▶ DIRECTIONS:
With the pictures left out, return exactly the lines from the one containing "Convert this screenshot" through the end of the listing below.

Figure content listings
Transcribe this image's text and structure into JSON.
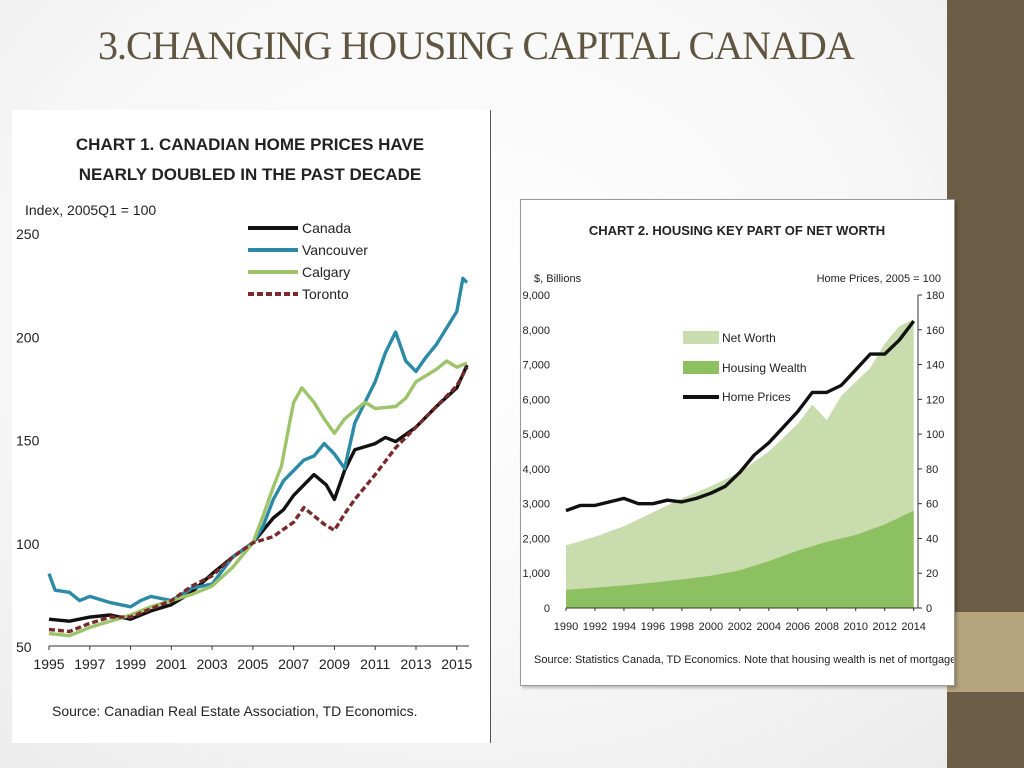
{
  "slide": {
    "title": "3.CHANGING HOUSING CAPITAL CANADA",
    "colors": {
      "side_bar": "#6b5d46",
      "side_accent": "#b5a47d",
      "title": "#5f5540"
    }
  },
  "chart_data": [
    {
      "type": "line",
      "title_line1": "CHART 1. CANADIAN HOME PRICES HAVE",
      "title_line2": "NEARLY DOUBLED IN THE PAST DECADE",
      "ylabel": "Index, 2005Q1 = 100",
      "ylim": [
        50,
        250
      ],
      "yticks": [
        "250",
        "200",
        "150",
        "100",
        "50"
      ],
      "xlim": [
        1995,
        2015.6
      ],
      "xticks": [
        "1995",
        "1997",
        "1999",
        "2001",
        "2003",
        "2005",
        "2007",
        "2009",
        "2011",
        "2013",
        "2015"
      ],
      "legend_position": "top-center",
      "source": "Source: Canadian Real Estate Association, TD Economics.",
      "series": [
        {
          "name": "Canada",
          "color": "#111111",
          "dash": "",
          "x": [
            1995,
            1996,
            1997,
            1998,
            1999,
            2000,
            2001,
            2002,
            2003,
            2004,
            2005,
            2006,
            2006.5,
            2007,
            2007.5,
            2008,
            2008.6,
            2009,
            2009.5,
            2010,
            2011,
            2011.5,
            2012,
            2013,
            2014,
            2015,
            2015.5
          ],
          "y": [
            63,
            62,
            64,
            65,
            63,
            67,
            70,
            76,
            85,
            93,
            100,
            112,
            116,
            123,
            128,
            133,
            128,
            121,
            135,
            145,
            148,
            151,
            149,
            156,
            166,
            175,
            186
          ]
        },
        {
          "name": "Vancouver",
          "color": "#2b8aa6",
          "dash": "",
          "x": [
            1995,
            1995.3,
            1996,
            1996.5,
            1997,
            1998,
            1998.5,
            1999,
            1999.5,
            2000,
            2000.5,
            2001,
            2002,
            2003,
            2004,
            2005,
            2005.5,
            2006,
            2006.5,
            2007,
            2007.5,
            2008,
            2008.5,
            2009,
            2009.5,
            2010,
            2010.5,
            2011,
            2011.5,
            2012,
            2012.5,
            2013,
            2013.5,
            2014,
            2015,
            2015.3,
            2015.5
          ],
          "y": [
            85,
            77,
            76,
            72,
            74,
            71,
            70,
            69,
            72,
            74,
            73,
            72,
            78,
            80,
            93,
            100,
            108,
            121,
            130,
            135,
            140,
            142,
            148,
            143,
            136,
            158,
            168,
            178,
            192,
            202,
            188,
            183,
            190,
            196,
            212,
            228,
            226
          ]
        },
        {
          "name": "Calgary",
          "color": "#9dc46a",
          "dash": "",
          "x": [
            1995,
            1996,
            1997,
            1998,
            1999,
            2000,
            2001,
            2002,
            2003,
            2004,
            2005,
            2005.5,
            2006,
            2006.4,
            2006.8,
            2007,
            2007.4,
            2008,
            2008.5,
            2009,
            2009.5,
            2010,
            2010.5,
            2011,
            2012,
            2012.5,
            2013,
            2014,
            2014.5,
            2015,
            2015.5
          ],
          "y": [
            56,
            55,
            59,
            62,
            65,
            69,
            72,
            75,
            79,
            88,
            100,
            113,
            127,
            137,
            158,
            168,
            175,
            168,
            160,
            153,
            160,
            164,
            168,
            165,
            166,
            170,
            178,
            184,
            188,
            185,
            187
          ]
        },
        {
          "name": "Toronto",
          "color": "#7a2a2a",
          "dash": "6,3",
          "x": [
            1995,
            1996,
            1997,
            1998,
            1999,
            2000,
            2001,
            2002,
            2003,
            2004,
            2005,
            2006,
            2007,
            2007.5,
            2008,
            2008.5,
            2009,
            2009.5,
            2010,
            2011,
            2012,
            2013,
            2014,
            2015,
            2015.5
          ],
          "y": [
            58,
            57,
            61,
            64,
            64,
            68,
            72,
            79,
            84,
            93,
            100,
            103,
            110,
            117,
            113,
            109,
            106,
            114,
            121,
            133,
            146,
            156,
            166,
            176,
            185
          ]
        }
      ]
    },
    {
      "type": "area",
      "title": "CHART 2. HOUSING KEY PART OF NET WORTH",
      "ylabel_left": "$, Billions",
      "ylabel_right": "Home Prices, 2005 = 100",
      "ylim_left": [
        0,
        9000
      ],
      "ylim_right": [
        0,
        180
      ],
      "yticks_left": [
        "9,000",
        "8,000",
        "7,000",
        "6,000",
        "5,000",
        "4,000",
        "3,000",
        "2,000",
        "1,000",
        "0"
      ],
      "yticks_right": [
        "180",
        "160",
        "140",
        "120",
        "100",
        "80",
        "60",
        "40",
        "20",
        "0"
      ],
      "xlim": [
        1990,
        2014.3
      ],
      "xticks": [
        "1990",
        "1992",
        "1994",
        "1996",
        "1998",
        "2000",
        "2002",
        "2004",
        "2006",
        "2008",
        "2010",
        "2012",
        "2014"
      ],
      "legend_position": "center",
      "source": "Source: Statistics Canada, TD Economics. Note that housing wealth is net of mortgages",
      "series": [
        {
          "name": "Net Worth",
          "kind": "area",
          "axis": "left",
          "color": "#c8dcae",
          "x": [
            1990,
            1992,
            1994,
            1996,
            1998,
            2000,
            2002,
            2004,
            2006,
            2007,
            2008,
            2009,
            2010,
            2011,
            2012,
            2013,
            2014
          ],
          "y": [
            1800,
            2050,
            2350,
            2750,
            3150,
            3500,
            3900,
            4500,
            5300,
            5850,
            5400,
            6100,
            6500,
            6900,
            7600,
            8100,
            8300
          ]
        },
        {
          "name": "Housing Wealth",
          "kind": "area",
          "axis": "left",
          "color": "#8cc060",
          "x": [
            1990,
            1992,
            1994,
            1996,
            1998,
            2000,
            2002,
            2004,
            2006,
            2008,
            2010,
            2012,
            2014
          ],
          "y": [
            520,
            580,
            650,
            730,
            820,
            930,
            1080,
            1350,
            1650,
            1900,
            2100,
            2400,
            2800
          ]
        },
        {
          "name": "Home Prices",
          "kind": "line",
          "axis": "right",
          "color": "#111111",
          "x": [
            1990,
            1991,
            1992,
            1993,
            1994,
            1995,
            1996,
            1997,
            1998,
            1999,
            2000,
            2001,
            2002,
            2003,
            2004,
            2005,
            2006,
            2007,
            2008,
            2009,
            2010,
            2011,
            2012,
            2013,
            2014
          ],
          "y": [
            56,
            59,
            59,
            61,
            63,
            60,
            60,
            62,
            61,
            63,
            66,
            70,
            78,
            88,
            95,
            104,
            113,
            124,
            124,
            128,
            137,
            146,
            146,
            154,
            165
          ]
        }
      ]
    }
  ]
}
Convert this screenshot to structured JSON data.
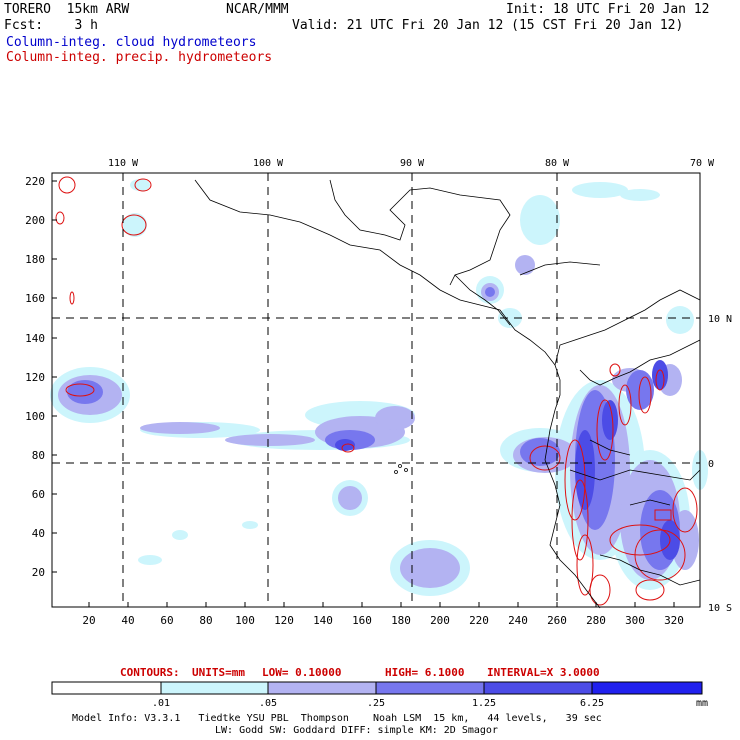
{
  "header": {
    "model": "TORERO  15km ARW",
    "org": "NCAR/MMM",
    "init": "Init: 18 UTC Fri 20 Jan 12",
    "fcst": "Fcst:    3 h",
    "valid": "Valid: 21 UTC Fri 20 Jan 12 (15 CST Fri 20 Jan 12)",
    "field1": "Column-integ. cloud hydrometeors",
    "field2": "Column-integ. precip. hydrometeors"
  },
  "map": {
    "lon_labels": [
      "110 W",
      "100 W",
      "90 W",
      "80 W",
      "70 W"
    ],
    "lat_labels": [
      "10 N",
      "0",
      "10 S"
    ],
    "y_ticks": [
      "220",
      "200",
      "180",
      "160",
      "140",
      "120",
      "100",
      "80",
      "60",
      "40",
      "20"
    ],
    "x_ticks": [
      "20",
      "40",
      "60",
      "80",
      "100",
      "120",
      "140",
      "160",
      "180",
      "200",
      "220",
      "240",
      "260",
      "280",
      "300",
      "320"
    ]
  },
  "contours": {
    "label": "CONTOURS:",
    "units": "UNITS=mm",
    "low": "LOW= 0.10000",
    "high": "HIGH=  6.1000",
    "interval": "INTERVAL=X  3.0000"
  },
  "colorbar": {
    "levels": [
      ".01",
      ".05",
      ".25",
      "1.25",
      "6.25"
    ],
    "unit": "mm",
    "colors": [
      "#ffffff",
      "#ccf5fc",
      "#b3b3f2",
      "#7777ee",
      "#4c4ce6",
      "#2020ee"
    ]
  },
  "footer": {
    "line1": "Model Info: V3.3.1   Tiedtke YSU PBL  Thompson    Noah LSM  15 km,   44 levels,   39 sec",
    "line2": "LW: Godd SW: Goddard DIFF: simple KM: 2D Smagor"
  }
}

▶ SOLUTION FOR THIS TASK:
Convert this screenshot to structured JSON data.
{
  "header": {
    "model": "TORERO  15km ARW",
    "org": "NCAR/MMM",
    "init": "Init: 18 UTC Fri 20 Jan 12",
    "fcst": "Fcst:    3 h",
    "valid": "Valid: 21 UTC Fri 20 Jan 12 (15 CST Fri 20 Jan 12)",
    "field1": "Column-integ. cloud hydrometeors",
    "field2": "Column-integ. precip. hydrometeors"
  },
  "map": {
    "lon_labels": [
      "110 W",
      "100 W",
      "90 W",
      "80 W",
      "70 W"
    ],
    "lat_labels": [
      "10 N",
      "0",
      "10 S"
    ],
    "y_ticks": [
      "220",
      "200",
      "180",
      "160",
      "140",
      "120",
      "100",
      "80",
      "60",
      "40",
      "20"
    ],
    "x_ticks": [
      "20",
      "40",
      "60",
      "80",
      "100",
      "120",
      "140",
      "160",
      "180",
      "200",
      "220",
      "240",
      "260",
      "280",
      "300",
      "320"
    ]
  },
  "contours": {
    "label": "CONTOURS:",
    "units": "UNITS=mm",
    "low": "LOW= 0.10000",
    "high": "HIGH=  6.1000",
    "interval": "INTERVAL=X  3.0000"
  },
  "colorbar": {
    "levels": [
      ".01",
      ".05",
      ".25",
      "1.25",
      "6.25"
    ],
    "unit": "mm",
    "colors": [
      "#ffffff",
      "#ccf5fc",
      "#b3b3f2",
      "#7777ee",
      "#4c4ce6",
      "#2020ee"
    ]
  },
  "footer": {
    "line1": "Model Info: V3.3.1   Tiedtke YSU PBL  Thompson    Noah LSM  15 km,   44 levels,   39 sec",
    "line2": "LW: Godd SW: Goddard DIFF: simple KM: 2D Smagor"
  }
}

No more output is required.